DIRECTIONS - Select the lines that contain "количества" and copy each of them.

INPUT -
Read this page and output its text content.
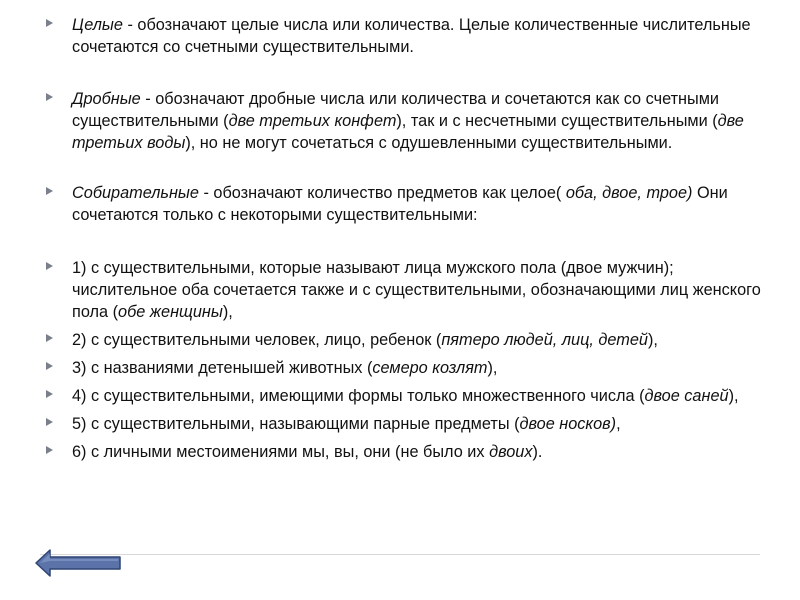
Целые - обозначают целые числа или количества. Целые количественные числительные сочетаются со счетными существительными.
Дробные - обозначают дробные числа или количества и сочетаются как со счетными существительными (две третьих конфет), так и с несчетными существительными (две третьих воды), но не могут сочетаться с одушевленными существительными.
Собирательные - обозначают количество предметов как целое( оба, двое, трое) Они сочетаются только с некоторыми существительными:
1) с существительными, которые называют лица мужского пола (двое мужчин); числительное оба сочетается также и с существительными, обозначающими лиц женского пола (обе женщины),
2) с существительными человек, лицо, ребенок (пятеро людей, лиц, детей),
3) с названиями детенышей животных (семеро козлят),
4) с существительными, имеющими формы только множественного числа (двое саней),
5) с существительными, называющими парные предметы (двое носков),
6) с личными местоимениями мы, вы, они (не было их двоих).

SOLUTION -
Целые - обозначают целые числа или количества. Целые количественные числительные сочетаются со счетными существительными.
Дробные - обозначают дробные числа или количества и сочетаются как со счетными существительными (две третьих конфет), так и с несчетными существительными (две третьих воды), но не могут сочетаться с одушевленными существительными.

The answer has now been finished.